BEGIN Excerpted records

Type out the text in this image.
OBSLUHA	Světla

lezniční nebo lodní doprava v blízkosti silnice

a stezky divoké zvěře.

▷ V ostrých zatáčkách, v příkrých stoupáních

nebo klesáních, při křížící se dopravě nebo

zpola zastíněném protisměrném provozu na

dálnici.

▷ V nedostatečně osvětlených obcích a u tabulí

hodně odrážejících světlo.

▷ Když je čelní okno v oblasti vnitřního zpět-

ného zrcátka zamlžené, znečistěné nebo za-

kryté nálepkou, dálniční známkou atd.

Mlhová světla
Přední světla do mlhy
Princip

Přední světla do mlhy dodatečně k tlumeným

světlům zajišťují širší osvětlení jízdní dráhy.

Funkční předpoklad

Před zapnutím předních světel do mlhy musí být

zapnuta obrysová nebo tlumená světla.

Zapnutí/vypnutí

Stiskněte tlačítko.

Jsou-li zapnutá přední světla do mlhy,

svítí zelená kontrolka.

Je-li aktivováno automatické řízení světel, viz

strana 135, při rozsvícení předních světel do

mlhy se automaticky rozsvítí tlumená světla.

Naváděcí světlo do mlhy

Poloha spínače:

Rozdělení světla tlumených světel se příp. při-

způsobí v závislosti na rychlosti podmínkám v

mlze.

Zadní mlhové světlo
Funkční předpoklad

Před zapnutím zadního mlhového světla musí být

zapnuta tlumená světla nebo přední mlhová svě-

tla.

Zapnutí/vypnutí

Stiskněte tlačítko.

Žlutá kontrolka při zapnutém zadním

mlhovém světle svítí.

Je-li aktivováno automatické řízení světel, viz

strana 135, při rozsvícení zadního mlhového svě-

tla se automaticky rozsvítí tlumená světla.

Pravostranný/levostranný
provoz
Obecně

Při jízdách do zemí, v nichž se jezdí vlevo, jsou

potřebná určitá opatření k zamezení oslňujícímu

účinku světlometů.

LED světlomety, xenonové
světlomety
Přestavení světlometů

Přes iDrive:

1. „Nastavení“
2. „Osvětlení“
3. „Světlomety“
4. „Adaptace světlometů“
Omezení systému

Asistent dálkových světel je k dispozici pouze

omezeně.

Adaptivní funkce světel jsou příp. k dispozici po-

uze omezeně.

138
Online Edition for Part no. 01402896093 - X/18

END Excerpted records

▶ Problem to solve: The entries above should be repeated exactly, every one of them.

▶ Full answer:
Type out the text in this image.
OBSLUHA	Světla

lezniční nebo lodní doprava v blízkosti silnice

a stezky divoké zvěře.

▷ V ostrých zatáčkách, v příkrých stoupáních

nebo klesáních, při křížící se dopravě nebo

zpola zastíněném protisměrném provozu na

dálnici.

▷ V nedostatečně osvětlených obcích a u tabulí

hodně odrážejících světlo.

▷ Když je čelní okno v oblasti vnitřního zpět-

ného zrcátka zamlžené, znečistěné nebo za-

kryté nálepkou, dálniční známkou atd.

Mlhová světla
Přední světla do mlhy
Princip

Přední světla do mlhy dodatečně k tlumeným

světlům zajišťují širší osvětlení jízdní dráhy.

Funkční předpoklad

Před zapnutím předních světel do mlhy musí být

zapnuta obrysová nebo tlumená světla.

Zapnutí/vypnutí

Stiskněte tlačítko.

Jsou-li zapnutá přední světla do mlhy,

svítí zelená kontrolka.

Je-li aktivováno automatické řízení světel, viz

strana 135, při rozsvícení předních světel do

mlhy se automaticky rozsvítí tlumená světla.

Naváděcí světlo do mlhy

Poloha spínače:

Rozdělení světla tlumených světel se příp. při-

způsobí v závislosti na rychlosti podmínkám v

mlze.

Zadní mlhové světlo
Funkční předpoklad

Před zapnutím zadního mlhového světla musí být

zapnuta tlumená světla nebo přední mlhová svě-

tla.

Zapnutí/vypnutí

Stiskněte tlačítko.

Žlutá kontrolka při zapnutém zadním

mlhovém světle svítí.

Je-li aktivováno automatické řízení světel, viz

strana 135, při rozsvícení zadního mlhového svě-

tla se automaticky rozsvítí tlumená světla.

Pravostranný/levostranný
provoz
Obecně

Při jízdách do zemí, v nichž se jezdí vlevo, jsou

potřebná určitá opatření k zamezení oslňujícímu

účinku světlometů.

LED světlomety, xenonové
světlomety
Přestavení světlometů

Přes iDrive:

1. „Nastavení“
2. „Osvětlení“
3. „Světlomety“
4. „Adaptace světlometů“
Omezení systému

Asistent dálkových světel je k dispozici pouze

omezeně.

Adaptivní funkce světel jsou příp. k dispozici po-

uze omezeně.

138
Online Edition for Part no. 01402896093 - X/18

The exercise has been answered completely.